EXERCISE AIM — Work through the data below and give the number of lines holding "railway", nothing more.

Part of a data file:

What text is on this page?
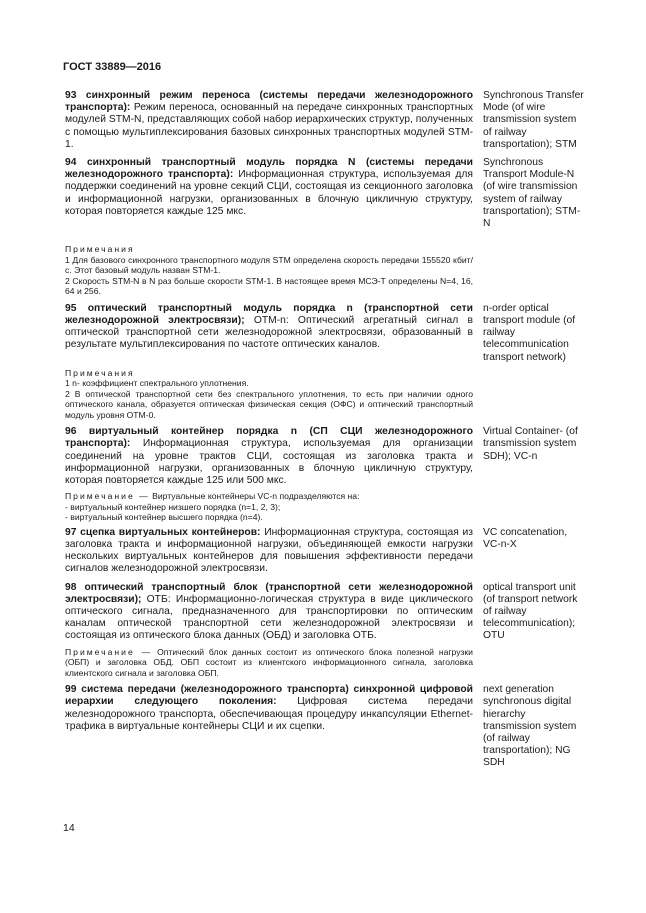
ГОСТ 33889—2016
93 синхронный режим переноса (системы передачи железнодорожного транспорта): Режим переноса, основанный на передаче синхронных транспортных модулей STM-N, представляющих собой набор иерархических структур, полученных с помощью мультиплексирования базовых синхронных транспортных модулей STM-1.
Synchronous Transfer Mode (of wire transmission system of railway transportation); STM
94 синхронный транспортный модуль порядка N (системы передачи железнодорожного транспорта): Информационная структура, используемая для поддержки соединений на уровне секций СЦИ, состоящая из секционного заголовка и информационной нагрузки, организованных в блочную цикличную структуру, которая повторяется каждые 125 мкс.
Synchronous Transport Module-N (of wire transmission system of railway transportation); STM-N
Примечания
1 Для базового синхронного транспортного модуля STM определена скорость передачи 155520 кбит/с. Этот базовый модуль назван STM-1.
2 Скорость STM-N в N раз больше скорости STM-1. В настоящее время МСЭ-Т определены N=4, 16, 64 и 256.
95 оптический транспортный модуль порядка n (транспортной сети железнодорожной электросвязи); ОТМ-n: Оптический агрегатный сигнал в оптической транспортной сети железнодорожной электросвязи, образованный в результате мультиплексирования по частоте оптических каналов.
n-order optical transport module (of railway telecommunication transport network)
Примечания
1 n- коэффициент спектрального уплотнения.
2 В оптической транспортной сети без спектрального уплотнения, то есть при наличии одного оптического канала, образуется оптическая физическая секция (ОФС) и оптический транспортный модуль уровня ОТМ-0.
96 виртуальный контейнер порядка n (СП СЦИ железнодорожного транспорта): Информационная структура, используемая для организации соединений на уровне трактов СЦИ, состоящая из заголовка тракта и информационной нагрузки, организованных в блочную цикличную структуру, которая повторяется каждые 125 или 500 мкс.
Virtual Container- (of transmission system SDH); VC-n
Примечание — Виртуальные контейнеры VC-n подразделяются на:
- виртуальный контейнер низшего порядка (n=1, 2, 3);
- виртуальный контейнер высшего порядка (n=4).
97 сцепка виртуальных контейнеров: Информационная структура, состоящая из заголовка тракта и информационной нагрузки, объединяющей емкости нагрузки нескольких виртуальных контейнеров для повышения эффективности передачи сигналов железнодорожной электросвязи.
VC concatenation, VC-n-X
98 оптический транспортный блок (транспортной сети железнодорожной электросвязи); ОТБ: Информационно-логическая структура в виде циклического оптического сигнала, предназначенного для транспортировки по оптическим каналам оптической транспортной сети железнодорожной электросвязи и состоящая из оптического блока данных (ОБД) и заголовка ОТБ.
optical transport unit (of transport network of railway telecommunication); OTU
Примечание — Оптический блок данных состоит из оптического блока полезной нагрузки (ОБП) и заголовка ОБД. ОБП состоит из клиентского информационного сигнала, заголовка клиентского сигнала и заголовка ОБП.
99 система передачи (железнодорожного транспорта) синхронной цифровой иерархии следующего поколения: Цифровая система передачи железнодорожного транспорта, обеспечивающая процедуру инкапсуляции Ethernet-трафика в виртуальные контейнеры СЦИ и их сцепки.
next generation synchronous digital hierarchy transmission system (of railway transportation); NG SDH
14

ANSWER TO THE TASK — 5